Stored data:
____

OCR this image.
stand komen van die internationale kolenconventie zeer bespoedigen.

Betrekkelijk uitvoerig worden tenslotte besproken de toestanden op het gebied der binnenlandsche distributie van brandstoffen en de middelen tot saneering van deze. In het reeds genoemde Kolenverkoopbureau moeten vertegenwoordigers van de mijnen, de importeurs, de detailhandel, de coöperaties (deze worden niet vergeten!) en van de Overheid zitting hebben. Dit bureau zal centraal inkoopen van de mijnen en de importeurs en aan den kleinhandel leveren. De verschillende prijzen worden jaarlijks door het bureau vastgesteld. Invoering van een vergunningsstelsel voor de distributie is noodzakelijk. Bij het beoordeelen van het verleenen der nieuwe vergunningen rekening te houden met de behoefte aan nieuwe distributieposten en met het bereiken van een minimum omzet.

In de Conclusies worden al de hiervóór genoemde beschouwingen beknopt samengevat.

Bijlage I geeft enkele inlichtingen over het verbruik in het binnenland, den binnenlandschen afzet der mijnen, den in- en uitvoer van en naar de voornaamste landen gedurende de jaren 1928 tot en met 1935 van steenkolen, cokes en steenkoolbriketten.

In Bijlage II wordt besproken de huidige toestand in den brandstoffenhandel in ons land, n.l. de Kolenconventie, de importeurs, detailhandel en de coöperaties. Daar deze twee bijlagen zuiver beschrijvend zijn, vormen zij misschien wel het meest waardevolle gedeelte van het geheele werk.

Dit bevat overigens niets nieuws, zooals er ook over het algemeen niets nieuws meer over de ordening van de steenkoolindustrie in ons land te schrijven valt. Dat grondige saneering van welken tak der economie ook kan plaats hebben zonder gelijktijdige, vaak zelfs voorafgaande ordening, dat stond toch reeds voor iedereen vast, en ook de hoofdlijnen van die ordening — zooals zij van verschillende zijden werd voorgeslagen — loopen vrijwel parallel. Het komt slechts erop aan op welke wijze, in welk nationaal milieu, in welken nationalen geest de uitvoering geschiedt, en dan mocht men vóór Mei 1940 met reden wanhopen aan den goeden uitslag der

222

____

● Work instructions
Once more, set down the full listing, verbatim.

● Complete answer
OCR this image.
stand komen van die internationale kolenconventie zeer bespoedigen.

Betrekkelijk uitvoerig worden tenslotte besproken de toestanden op het gebied der binnenlandsche distributie van brandstoffen en de middelen tot saneering van deze. In het reeds genoemde Kolenverkoopbureau moeten vertegenwoordigers van de mijnen, de importeurs, de detailhandel, de coöperaties (deze worden niet vergeten!) en van de Overheid zitting hebben. Dit bureau zal centraal inkoopen van de mijnen en de importeurs en aan den kleinhandel leveren. De verschillende prijzen worden jaarlijks door het bureau vastgesteld. Invoering van een vergunningsstelsel voor de distributie is noodzakelijk. Bij het beoordeelen van het verleenen der nieuwe vergunningen rekening te houden met de behoefte aan nieuwe distributieposten en met het bereiken van een minimum omzet.

In de Conclusies worden al de hiervóór genoemde beschouwingen beknopt samengevat.

Bijlage I geeft enkele inlichtingen over het verbruik in het binnenland, den binnenlandschen afzet der mijnen, den in- en uitvoer van en naar de voornaamste landen gedurende de jaren 1928 tot en met 1935 van steenkolen, cokes en steenkoolbriketten.

In Bijlage II wordt besproken de huidige toestand in den brandstoffenhandel in ons land, n.l. de Kolenconventie, de importeurs, detailhandel en de coöperaties. Daar deze twee bijlagen zuiver beschrijvend zijn, vormen zij misschien wel het meest waardevolle gedeelte van het geheele werk.

Dit bevat overigens niets nieuws, zooals er ook over het algemeen niets nieuws meer over de ordening van de steenkoolindustrie in ons land te schrijven valt. Dat grondige saneering van welken tak der economie ook kan plaats hebben zonder gelijktijdige, vaak zelfs voorafgaande ordening, dat stond toch reeds voor iedereen vast, en ook de hoofdlijnen van die ordening — zooals zij van verschillende zijden werd voorgeslagen — loopen vrijwel parallel. Het komt slechts erop aan op welke wijze, in welk nationaal milieu, in welken nationalen geest de uitvoering geschiedt, en dan mocht men vóór Mei 1940 met reden wanhopen aan den goeden uitslag der

222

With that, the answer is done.